* **EXERCISE PROMPT**:
Output the entries word for word. Omit images.

* **DATA FOR THIS TASK**:
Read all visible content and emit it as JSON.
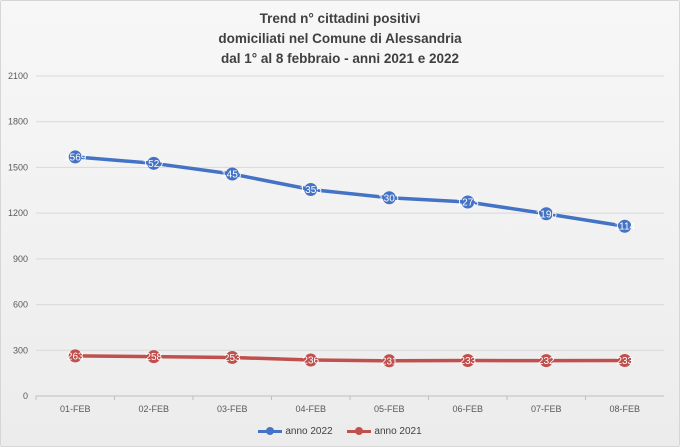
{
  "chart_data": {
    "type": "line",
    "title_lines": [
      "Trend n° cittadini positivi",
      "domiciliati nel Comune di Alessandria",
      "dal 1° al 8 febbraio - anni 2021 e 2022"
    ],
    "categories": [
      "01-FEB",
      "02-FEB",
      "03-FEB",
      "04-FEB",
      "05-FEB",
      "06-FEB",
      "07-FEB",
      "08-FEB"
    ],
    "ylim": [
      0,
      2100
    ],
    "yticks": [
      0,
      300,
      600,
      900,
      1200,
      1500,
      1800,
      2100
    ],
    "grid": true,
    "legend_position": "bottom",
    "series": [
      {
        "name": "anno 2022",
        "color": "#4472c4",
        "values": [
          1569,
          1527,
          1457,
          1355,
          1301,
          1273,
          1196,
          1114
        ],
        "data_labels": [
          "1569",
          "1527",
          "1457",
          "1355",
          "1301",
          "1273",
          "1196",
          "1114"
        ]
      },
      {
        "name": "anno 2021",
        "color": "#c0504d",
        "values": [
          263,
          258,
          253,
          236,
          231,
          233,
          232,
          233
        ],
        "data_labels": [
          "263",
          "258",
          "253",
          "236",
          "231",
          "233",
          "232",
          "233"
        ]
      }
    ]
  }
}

* **IN RESPONSE**:
Read all visible content and emit it as JSON.
{
  "chart_data": {
    "type": "line",
    "title_lines": [
      "Trend n° cittadini positivi",
      "domiciliati nel Comune di Alessandria",
      "dal 1° al 8 febbraio - anni 2021 e 2022"
    ],
    "categories": [
      "01-FEB",
      "02-FEB",
      "03-FEB",
      "04-FEB",
      "05-FEB",
      "06-FEB",
      "07-FEB",
      "08-FEB"
    ],
    "ylim": [
      0,
      2100
    ],
    "yticks": [
      0,
      300,
      600,
      900,
      1200,
      1500,
      1800,
      2100
    ],
    "grid": true,
    "legend_position": "bottom",
    "series": [
      {
        "name": "anno 2022",
        "color": "#4472c4",
        "values": [
          1569,
          1527,
          1457,
          1355,
          1301,
          1273,
          1196,
          1114
        ],
        "data_labels": [
          "1569",
          "1527",
          "1457",
          "1355",
          "1301",
          "1273",
          "1196",
          "1114"
        ]
      },
      {
        "name": "anno 2021",
        "color": "#c0504d",
        "values": [
          263,
          258,
          253,
          236,
          231,
          233,
          232,
          233
        ],
        "data_labels": [
          "263",
          "258",
          "253",
          "236",
          "231",
          "233",
          "232",
          "233"
        ]
      }
    ]
  }
}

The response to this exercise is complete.